:: Instruction ::
Output every record word for word.

:: Data extract ::
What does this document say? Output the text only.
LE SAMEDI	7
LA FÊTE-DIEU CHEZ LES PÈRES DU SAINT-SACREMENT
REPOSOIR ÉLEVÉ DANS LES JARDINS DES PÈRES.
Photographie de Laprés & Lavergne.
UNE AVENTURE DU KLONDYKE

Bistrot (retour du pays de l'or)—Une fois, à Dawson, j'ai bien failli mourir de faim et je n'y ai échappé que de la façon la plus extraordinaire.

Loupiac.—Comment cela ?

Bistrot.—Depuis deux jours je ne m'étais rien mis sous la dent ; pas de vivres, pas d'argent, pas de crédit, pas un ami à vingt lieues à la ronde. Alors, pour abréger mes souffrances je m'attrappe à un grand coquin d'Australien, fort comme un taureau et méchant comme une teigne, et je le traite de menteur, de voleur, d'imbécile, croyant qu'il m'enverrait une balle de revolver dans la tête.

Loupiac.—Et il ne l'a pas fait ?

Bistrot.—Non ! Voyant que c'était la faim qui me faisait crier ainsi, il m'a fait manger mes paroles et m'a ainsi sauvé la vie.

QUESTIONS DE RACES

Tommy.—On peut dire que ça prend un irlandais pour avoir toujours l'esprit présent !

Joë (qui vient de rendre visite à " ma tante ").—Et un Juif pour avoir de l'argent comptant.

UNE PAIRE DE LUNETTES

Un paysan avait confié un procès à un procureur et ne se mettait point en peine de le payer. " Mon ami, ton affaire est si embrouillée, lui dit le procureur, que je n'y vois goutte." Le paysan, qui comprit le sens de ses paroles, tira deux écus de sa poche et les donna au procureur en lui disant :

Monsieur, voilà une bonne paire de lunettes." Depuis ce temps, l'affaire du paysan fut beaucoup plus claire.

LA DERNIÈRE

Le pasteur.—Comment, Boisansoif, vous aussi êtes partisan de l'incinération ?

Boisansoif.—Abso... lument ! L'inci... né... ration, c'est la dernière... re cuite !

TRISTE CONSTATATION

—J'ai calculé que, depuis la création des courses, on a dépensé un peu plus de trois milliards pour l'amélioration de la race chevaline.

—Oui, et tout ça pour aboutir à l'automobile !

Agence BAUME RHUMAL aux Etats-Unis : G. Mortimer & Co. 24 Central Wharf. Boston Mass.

:: Task result ::
What does this document say? Output the text only.
LE SAMEDI	7
LA FÊTE-DIEU CHEZ LES PÈRES DU SAINT-SACREMENT
REPOSOIR ÉLEVÉ DANS LES JARDINS DES PÈRES.
Photographie de Laprés & Lavergne.
UNE AVENTURE DU KLONDYKE

Bistrot (retour du pays de l'or)—Une fois, à Dawson, j'ai bien failli mourir de faim et je n'y ai échappé que de la façon la plus extraordinaire.

Loupiac.—Comment cela ?

Bistrot.—Depuis deux jours je ne m'étais rien mis sous la dent ; pas de vivres, pas d'argent, pas de crédit, pas un ami à vingt lieues à la ronde. Alors, pour abréger mes souffrances je m'attrappe à un grand coquin d'Australien, fort comme un taureau et méchant comme une teigne, et je le traite de menteur, de voleur, d'imbécile, croyant qu'il m'enverrait une balle de revolver dans la tête.

Loupiac.—Et il ne l'a pas fait ?

Bistrot.—Non ! Voyant que c'était la faim qui me faisait crier ainsi, il m'a fait manger mes paroles et m'a ainsi sauvé la vie.

QUESTIONS DE RACES

Tommy.—On peut dire que ça prend un irlandais pour avoir toujours l'esprit présent !

Joë (qui vient de rendre visite à " ma tante ").—Et un Juif pour avoir de l'argent comptant.

UNE PAIRE DE LUNETTES

Un paysan avait confié un procès à un procureur et ne se mettait point en peine de le payer. " Mon ami, ton affaire est si embrouillée, lui dit le procureur, que je n'y vois goutte." Le paysan, qui comprit le sens de ses paroles, tira deux écus de sa poche et les donna au procureur en lui disant :

Monsieur, voilà une bonne paire de lunettes." Depuis ce temps, l'affaire du paysan fut beaucoup plus claire.

LA DERNIÈRE

Le pasteur.—Comment, Boisansoif, vous aussi êtes partisan de l'incinération ?

Boisansoif.—Abso... lument ! L'inci... né... ration, c'est la dernière... re cuite !

TRISTE CONSTATATION

—J'ai calculé que, depuis la création des courses, on a dépensé un peu plus de trois milliards pour l'amélioration de la race chevaline.

—Oui, et tout ça pour aboutir à l'automobile !

Agence BAUME RHUMAL aux Etats-Unis : G. Mortimer & Co. 24 Central Wharf. Boston Mass.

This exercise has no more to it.